*** Data excerpts
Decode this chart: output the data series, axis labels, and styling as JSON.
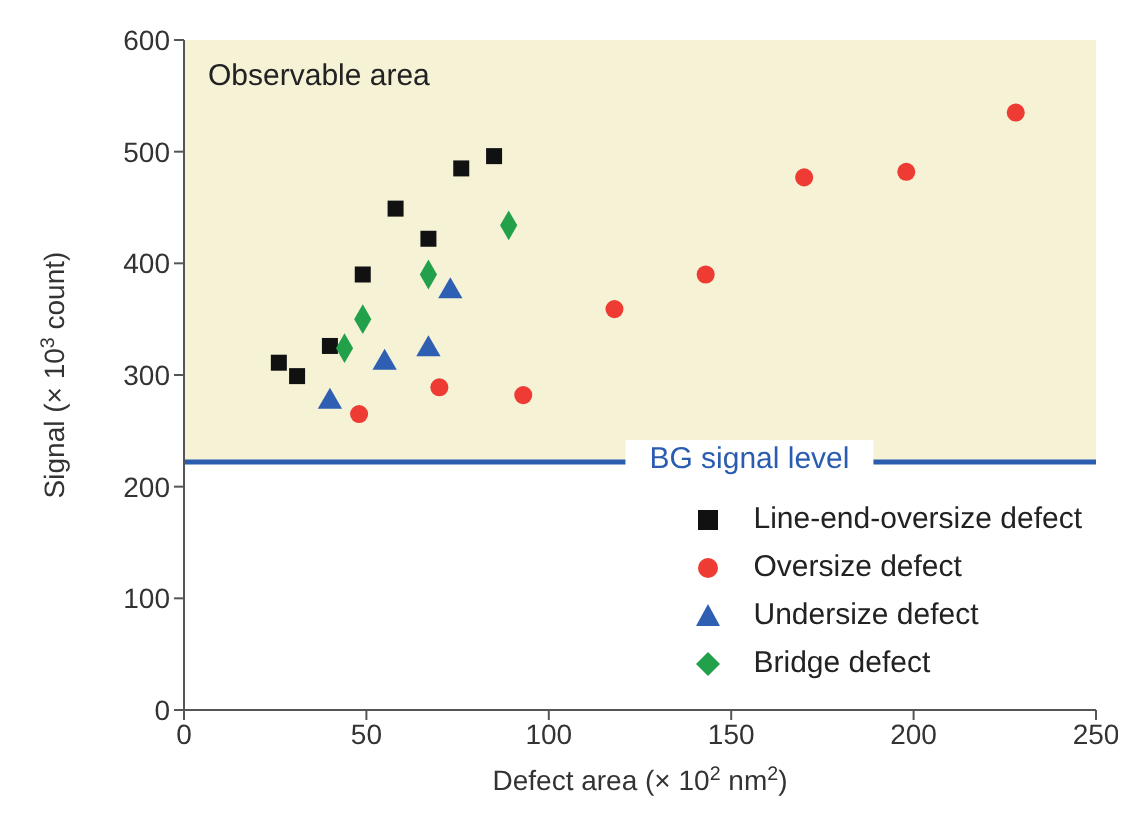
{
  "chart_data": {
    "type": "scatter",
    "xlabel": "Defect area (× 10$^{2}$ nm$^{2}$)",
    "ylabel": "Signal (× 10$^{3}$ count)",
    "xlim": [
      0,
      250
    ],
    "xticks": [
      0,
      50,
      100,
      150,
      200,
      250
    ],
    "ylim": [
      0,
      600
    ],
    "yticks": [
      0,
      100,
      200,
      300,
      400,
      500,
      600
    ],
    "grid": false,
    "legend": "bottom right",
    "series": [
      {
        "name": "Line-end-oversize defect",
        "color": "#111111",
        "marker": "square",
        "x": [
          26,
          31,
          40,
          49,
          58,
          67,
          76,
          85
        ],
        "values": [
          311,
          299,
          326,
          390,
          449,
          422,
          485,
          496
        ]
      },
      {
        "name": "Oversize defect",
        "color": "#ee3b33",
        "marker": "circle",
        "x": [
          48,
          70,
          93,
          118,
          143,
          170,
          198,
          228
        ],
        "values": [
          265,
          289,
          282,
          359,
          390,
          477,
          482,
          535
        ]
      },
      {
        "name": "Undersize defect",
        "color": "#2f5fb3",
        "marker": "triangle",
        "x": [
          40,
          55,
          67,
          73
        ],
        "values": [
          276,
          311,
          323,
          375
        ]
      },
      {
        "name": "Bridge defect",
        "color": "#22a04a",
        "marker": "diamond",
        "x": [
          44,
          49,
          67,
          89
        ],
        "values": [
          324,
          350,
          390,
          434
        ]
      }
    ],
    "ref_lines": [
      {
        "axis": "y",
        "value": 222,
        "label": "BG signal level",
        "color": "#2a5db0",
        "line_style": "solid"
      }
    ],
    "bands": [
      {
        "axis": "y",
        "from": 222,
        "to": 600,
        "label": "Observable area",
        "color": "#f6f2d6"
      }
    ]
  }
}
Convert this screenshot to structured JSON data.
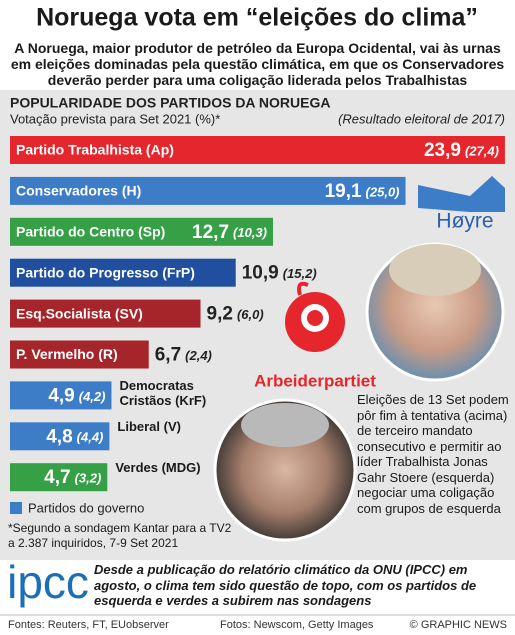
{
  "header": {
    "title": "Noruega vota em “eleições do clima”",
    "subtitle": "A Noruega, maior produtor de petróleo da Europa Ocidental, vai às urnas em eleições dominadas pela questão climática, em que os Conservadores deverão perder para uma coligação liderada pelos Trabalhistas"
  },
  "chart_data": {
    "type": "bar",
    "orientation": "horizontal",
    "title": "POPULARIDADE DOS PARTIDOS DA NORUEGA",
    "subtitle": "Votação prevista para Set 2021 (%)*",
    "note": "(Resultado eleitoral de 2017)",
    "categories": [
      "Partido Trabalhista (Ap)",
      "Conservadores (H)",
      "Partido do Centro (Sp)",
      "Partido do Progresso (FrP)",
      "Esq.Socialista (SV)",
      "P. Vermelho (R)",
      "Democratas Cristãos (KrF)",
      "Liberal (V)",
      "Verdes (MDG)"
    ],
    "values": [
      23.9,
      19.1,
      12.7,
      10.9,
      9.2,
      6.7,
      4.9,
      4.8,
      4.7
    ],
    "value_labels": [
      "23,9",
      "19,1",
      "12,7",
      "10,9",
      "9,2",
      "6,7",
      "4,9",
      "4,8",
      "4,7"
    ],
    "previous": [
      27.4,
      25.0,
      10.3,
      15.2,
      6.0,
      2.4,
      4.2,
      4.4,
      3.2
    ],
    "previous_labels": [
      "(27,4)",
      "(25,0)",
      "(10,3)",
      "(15,2)",
      "(6,0)",
      "(2,4)",
      "(4,2)",
      "(4,4)",
      "(3,2)"
    ],
    "colors": [
      "#e5262d",
      "#3d7dc8",
      "#36a047",
      "#1f4f9e",
      "#a5252a",
      "#a5252a",
      "#3d7dc8",
      "#3d7dc8",
      "#36a047"
    ],
    "xlim": [
      0,
      24
    ],
    "legend": {
      "label": "Partidos do governo",
      "color": "#3d7dc8"
    },
    "footnote": "*Segundo a sondagem Kantar para a TV2 a 2.387 inquiridos, 7-9 Set 2021"
  },
  "logos": {
    "hoyre": "Høyre",
    "ap": "Arbeiderpartiet",
    "ipcc": "ipcc"
  },
  "caption": "Eleições de 13 Set podem pôr fim à tentativa (acima) de terceiro mandato consecutivo e permitir ao líder Trabalhista Jonas Gahr Stoere (esquerda) negociar uma coligação com grupos de esquerda",
  "ipcc_text": "Desde a publicação do relatório climático da ONU (IPCC) em agosto, o clima tem sido questão de topo, com os partidos de esquerda e verdes a subirem nas sondagens",
  "footer": {
    "sources": "Fontes: Reuters, FT, EUobserver",
    "photos": "Fotos: Newscom, Getty Images",
    "copyright": "© GRAPHIC NEWS"
  }
}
******
__Problem to work on__. Every line is to be duplicated exactly, though pictures stay out.

__Exercise result__.
Decode this chart: output the data series, axis labels, and styling as JSON.
{
  "chart_data": {
    "type": "scatter",
    "xlabel": "Defect area (× 10$^{2}$ nm$^{2}$)",
    "ylabel": "Signal (× 10$^{3}$ count)",
    "xlim": [
      0,
      250
    ],
    "xticks": [
      0,
      50,
      100,
      150,
      200,
      250
    ],
    "ylim": [
      0,
      600
    ],
    "yticks": [
      0,
      100,
      200,
      300,
      400,
      500,
      600
    ],
    "grid": false,
    "legend": "bottom right",
    "series": [
      {
        "name": "Line-end-oversize defect",
        "color": "#111111",
        "marker": "square",
        "x": [
          26,
          31,
          40,
          49,
          58,
          67,
          76,
          85
        ],
        "values": [
          311,
          299,
          326,
          390,
          449,
          422,
          485,
          496
        ]
      },
      {
        "name": "Oversize defect",
        "color": "#ee3b33",
        "marker": "circle",
        "x": [
          48,
          70,
          93,
          118,
          143,
          170,
          198,
          228
        ],
        "values": [
          265,
          289,
          282,
          359,
          390,
          477,
          482,
          535
        ]
      },
      {
        "name": "Undersize defect",
        "color": "#2f5fb3",
        "marker": "triangle",
        "x": [
          40,
          55,
          67,
          73
        ],
        "values": [
          276,
          311,
          323,
          375
        ]
      },
      {
        "name": "Bridge defect",
        "color": "#22a04a",
        "marker": "diamond",
        "x": [
          44,
          49,
          67,
          89
        ],
        "values": [
          324,
          350,
          390,
          434
        ]
      }
    ],
    "ref_lines": [
      {
        "axis": "y",
        "value": 222,
        "label": "BG signal level",
        "color": "#2a5db0",
        "line_style": "solid"
      }
    ],
    "bands": [
      {
        "axis": "y",
        "from": 222,
        "to": 600,
        "label": "Observable area",
        "color": "#f6f2d6"
      }
    ]
  }
}
Convert this screenshot to structured JSON data.
{
  "header": {
    "title": "Noruega vota em “eleições do clima”",
    "subtitle": "A Noruega, maior produtor de petróleo da Europa Ocidental, vai às urnas em eleições dominadas pela questão climática, em que os Conservadores deverão perder para uma coligação liderada pelos Trabalhistas"
  },
  "chart_data": {
    "type": "bar",
    "orientation": "horizontal",
    "title": "POPULARIDADE DOS PARTIDOS DA NORUEGA",
    "subtitle": "Votação prevista para Set 2021 (%)*",
    "note": "(Resultado eleitoral de 2017)",
    "categories": [
      "Partido Trabalhista (Ap)",
      "Conservadores (H)",
      "Partido do Centro (Sp)",
      "Partido do Progresso (FrP)",
      "Esq.Socialista (SV)",
      "P. Vermelho (R)",
      "Democratas Cristãos (KrF)",
      "Liberal (V)",
      "Verdes (MDG)"
    ],
    "values": [
      23.9,
      19.1,
      12.7,
      10.9,
      9.2,
      6.7,
      4.9,
      4.8,
      4.7
    ],
    "value_labels": [
      "23,9",
      "19,1",
      "12,7",
      "10,9",
      "9,2",
      "6,7",
      "4,9",
      "4,8",
      "4,7"
    ],
    "previous": [
      27.4,
      25.0,
      10.3,
      15.2,
      6.0,
      2.4,
      4.2,
      4.4,
      3.2
    ],
    "previous_labels": [
      "(27,4)",
      "(25,0)",
      "(10,3)",
      "(15,2)",
      "(6,0)",
      "(2,4)",
      "(4,2)",
      "(4,4)",
      "(3,2)"
    ],
    "colors": [
      "#e5262d",
      "#3d7dc8",
      "#36a047",
      "#1f4f9e",
      "#a5252a",
      "#a5252a",
      "#3d7dc8",
      "#3d7dc8",
      "#36a047"
    ],
    "xlim": [
      0,
      24
    ],
    "legend": {
      "label": "Partidos do governo",
      "color": "#3d7dc8"
    },
    "footnote": "*Segundo a sondagem Kantar para a TV2 a 2.387 inquiridos, 7-9 Set 2021"
  },
  "logos": {
    "hoyre": "Høyre",
    "ap": "Arbeiderpartiet",
    "ipcc": "ipcc"
  },
  "caption": "Eleições de 13 Set podem pôr fim à tentativa (acima) de terceiro mandato consecutivo e permitir ao líder Trabalhista Jonas Gahr Stoere (esquerda) negociar uma coligação com grupos de esquerda",
  "ipcc_text": "Desde a publicação do relatório climático da ONU (IPCC) em agosto, o clima tem sido questão de topo, com os partidos de esquerda e verdes a subirem nas sondagens",
  "footer": {
    "sources": "Fontes: Reuters, FT, EUobserver",
    "photos": "Fotos: Newscom, Getty Images",
    "copyright": "© GRAPHIC NEWS"
  }
}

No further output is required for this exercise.